Exercise instructions: Each entry needs to be given again, character for character.

Dataset records:

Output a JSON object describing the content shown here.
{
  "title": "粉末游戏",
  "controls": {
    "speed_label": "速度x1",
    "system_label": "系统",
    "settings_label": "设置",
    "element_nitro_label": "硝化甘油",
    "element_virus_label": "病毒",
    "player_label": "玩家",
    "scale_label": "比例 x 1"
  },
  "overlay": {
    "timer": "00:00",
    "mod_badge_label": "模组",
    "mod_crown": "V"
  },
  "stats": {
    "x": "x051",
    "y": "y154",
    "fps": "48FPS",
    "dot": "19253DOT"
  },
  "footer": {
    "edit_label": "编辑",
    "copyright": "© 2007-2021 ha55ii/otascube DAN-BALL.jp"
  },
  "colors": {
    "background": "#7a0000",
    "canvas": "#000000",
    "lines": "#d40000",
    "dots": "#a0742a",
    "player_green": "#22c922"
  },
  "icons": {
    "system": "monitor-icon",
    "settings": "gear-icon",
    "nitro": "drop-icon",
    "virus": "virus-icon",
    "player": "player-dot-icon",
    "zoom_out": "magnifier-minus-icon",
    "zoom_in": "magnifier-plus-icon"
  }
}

Exercise response:
Output a JSON object describing the content shown here.
{
  "title": "粉末游戏",
  "controls": {
    "speed_label": "速度x1",
    "system_label": "系统",
    "settings_label": "设置",
    "element_nitro_label": "硝化甘油",
    "element_virus_label": "病毒",
    "player_label": "玩家",
    "scale_label": "比例 x 1"
  },
  "overlay": {
    "timer": "00:00",
    "mod_badge_label": "模组",
    "mod_crown": "V"
  },
  "stats": {
    "x": "x051",
    "y": "y154",
    "fps": "48FPS",
    "dot": "19253DOT"
  },
  "footer": {
    "edit_label": "编辑",
    "copyright": "© 2007-2021 ha55ii/otascube DAN-BALL.jp"
  },
  "colors": {
    "background": "#7a0000",
    "canvas": "#000000",
    "lines": "#d40000",
    "dots": "#a0742a",
    "player_green": "#22c922"
  },
  "icons": {
    "system": "monitor-icon",
    "settings": "gear-icon",
    "nitro": "drop-icon",
    "virus": "virus-icon",
    "player": "player-dot-icon",
    "zoom_out": "magnifier-minus-icon",
    "zoom_in": "magnifier-plus-icon"
  }
}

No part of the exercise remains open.